### Written exercise
Write out the entire listing below exactly as it appears, minus any pictures.

### Entries supplied
"""
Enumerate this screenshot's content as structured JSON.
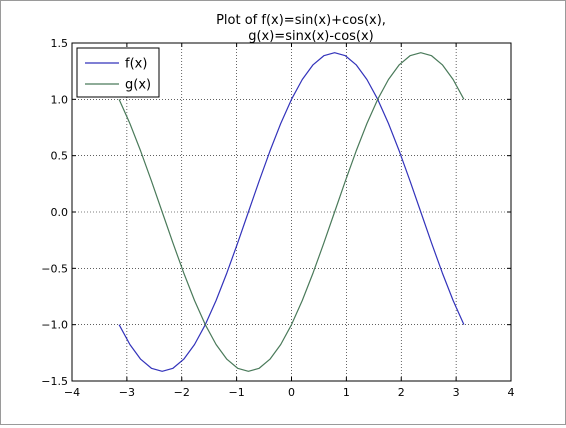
{
  "chart_data": {
    "type": "line",
    "title_lines": [
      "Plot of f(x)=sin(x)+cos(x),",
      "g(x)=sinx(x)-cos(x)"
    ],
    "xlabel": "",
    "ylabel": "",
    "xlim": [
      -4,
      4
    ],
    "ylim": [
      -1.5,
      1.5
    ],
    "xticks": [
      -4,
      -3,
      -2,
      -1,
      0,
      1,
      2,
      3,
      4
    ],
    "xtick_labels": [
      "−4",
      "−3",
      "−2",
      "−1",
      "0",
      "1",
      "2",
      "3",
      "4"
    ],
    "yticks": [
      -1.5,
      -1.0,
      -0.5,
      0.0,
      0.5,
      1.0,
      1.5
    ],
    "ytick_labels": [
      "−1.5",
      "−1.0",
      "−0.5",
      "0.0",
      "0.5",
      "1.0",
      "1.5"
    ],
    "grid": true,
    "grid_style": "dotted",
    "legend_position": "upper-left",
    "series": [
      {
        "name": "f(x)",
        "color": "#3333bb",
        "x": [
          -3.1416,
          -2.9452,
          -2.7489,
          -2.5525,
          -2.3562,
          -2.1598,
          -1.9635,
          -1.7671,
          -1.5708,
          -1.3744,
          -1.1781,
          -0.9817,
          -0.7854,
          -0.589,
          -0.3927,
          -0.1963,
          0.0,
          0.1963,
          0.3927,
          0.589,
          0.7854,
          0.9817,
          1.1781,
          1.3744,
          1.5708,
          1.7671,
          1.9635,
          2.1598,
          2.3562,
          2.5525,
          2.7489,
          2.9452,
          3.1416
        ],
        "y": [
          -1.0,
          -1.1759,
          -1.3066,
          -1.387,
          -1.4142,
          -1.387,
          -1.3066,
          -1.1759,
          -1.0,
          -0.7857,
          -0.5412,
          -0.2759,
          0.0,
          0.2759,
          0.5412,
          0.7857,
          1.0,
          1.1759,
          1.3066,
          1.387,
          1.4142,
          1.387,
          1.3066,
          1.1759,
          1.0,
          0.7857,
          0.5412,
          0.2759,
          0.0,
          -0.2759,
          -0.5412,
          -0.7857,
          -1.0
        ]
      },
      {
        "name": "g(x)",
        "color": "#4a7a5a",
        "x": [
          -3.1416,
          -2.9452,
          -2.7489,
          -2.5525,
          -2.3562,
          -2.1598,
          -1.9635,
          -1.7671,
          -1.5708,
          -1.3744,
          -1.1781,
          -0.9817,
          -0.7854,
          -0.589,
          -0.3927,
          -0.1963,
          0.0,
          0.1963,
          0.3927,
          0.589,
          0.7854,
          0.9817,
          1.1781,
          1.3744,
          1.5708,
          1.7671,
          1.9635,
          2.1598,
          2.3562,
          2.5525,
          2.7489,
          2.9452,
          3.1416
        ],
        "y": [
          1.0,
          0.7857,
          0.5412,
          0.2759,
          0.0,
          -0.2759,
          -0.5412,
          -0.7857,
          -1.0,
          -1.1759,
          -1.3066,
          -1.387,
          -1.4142,
          -1.387,
          -1.3066,
          -1.1759,
          -1.0,
          -0.7857,
          -0.5412,
          -0.2759,
          0.0,
          0.2759,
          0.5412,
          0.7857,
          1.0,
          1.1759,
          1.3066,
          1.387,
          1.4142,
          1.387,
          1.3066,
          1.1759,
          1.0
        ]
      }
    ]
  }
}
"""
### Written answer
Enumerate this screenshot's content as structured JSON.
{
  "chart_data": {
    "type": "line",
    "title_lines": [
      "Plot of f(x)=sin(x)+cos(x),",
      "g(x)=sinx(x)-cos(x)"
    ],
    "xlabel": "",
    "ylabel": "",
    "xlim": [
      -4,
      4
    ],
    "ylim": [
      -1.5,
      1.5
    ],
    "xticks": [
      -4,
      -3,
      -2,
      -1,
      0,
      1,
      2,
      3,
      4
    ],
    "xtick_labels": [
      "−4",
      "−3",
      "−2",
      "−1",
      "0",
      "1",
      "2",
      "3",
      "4"
    ],
    "yticks": [
      -1.5,
      -1.0,
      -0.5,
      0.0,
      0.5,
      1.0,
      1.5
    ],
    "ytick_labels": [
      "−1.5",
      "−1.0",
      "−0.5",
      "0.0",
      "0.5",
      "1.0",
      "1.5"
    ],
    "grid": true,
    "grid_style": "dotted",
    "legend_position": "upper-left",
    "series": [
      {
        "name": "f(x)",
        "color": "#3333bb",
        "x": [
          -3.1416,
          -2.9452,
          -2.7489,
          -2.5525,
          -2.3562,
          -2.1598,
          -1.9635,
          -1.7671,
          -1.5708,
          -1.3744,
          -1.1781,
          -0.9817,
          -0.7854,
          -0.589,
          -0.3927,
          -0.1963,
          0.0,
          0.1963,
          0.3927,
          0.589,
          0.7854,
          0.9817,
          1.1781,
          1.3744,
          1.5708,
          1.7671,
          1.9635,
          2.1598,
          2.3562,
          2.5525,
          2.7489,
          2.9452,
          3.1416
        ],
        "y": [
          -1.0,
          -1.1759,
          -1.3066,
          -1.387,
          -1.4142,
          -1.387,
          -1.3066,
          -1.1759,
          -1.0,
          -0.7857,
          -0.5412,
          -0.2759,
          0.0,
          0.2759,
          0.5412,
          0.7857,
          1.0,
          1.1759,
          1.3066,
          1.387,
          1.4142,
          1.387,
          1.3066,
          1.1759,
          1.0,
          0.7857,
          0.5412,
          0.2759,
          0.0,
          -0.2759,
          -0.5412,
          -0.7857,
          -1.0
        ]
      },
      {
        "name": "g(x)",
        "color": "#4a7a5a",
        "x": [
          -3.1416,
          -2.9452,
          -2.7489,
          -2.5525,
          -2.3562,
          -2.1598,
          -1.9635,
          -1.7671,
          -1.5708,
          -1.3744,
          -1.1781,
          -0.9817,
          -0.7854,
          -0.589,
          -0.3927,
          -0.1963,
          0.0,
          0.1963,
          0.3927,
          0.589,
          0.7854,
          0.9817,
          1.1781,
          1.3744,
          1.5708,
          1.7671,
          1.9635,
          2.1598,
          2.3562,
          2.5525,
          2.7489,
          2.9452,
          3.1416
        ],
        "y": [
          1.0,
          0.7857,
          0.5412,
          0.2759,
          0.0,
          -0.2759,
          -0.5412,
          -0.7857,
          -1.0,
          -1.1759,
          -1.3066,
          -1.387,
          -1.4142,
          -1.387,
          -1.3066,
          -1.1759,
          -1.0,
          -0.7857,
          -0.5412,
          -0.2759,
          0.0,
          0.2759,
          0.5412,
          0.7857,
          1.0,
          1.1759,
          1.3066,
          1.387,
          1.4142,
          1.387,
          1.3066,
          1.1759,
          1.0
        ]
      }
    ]
  }
}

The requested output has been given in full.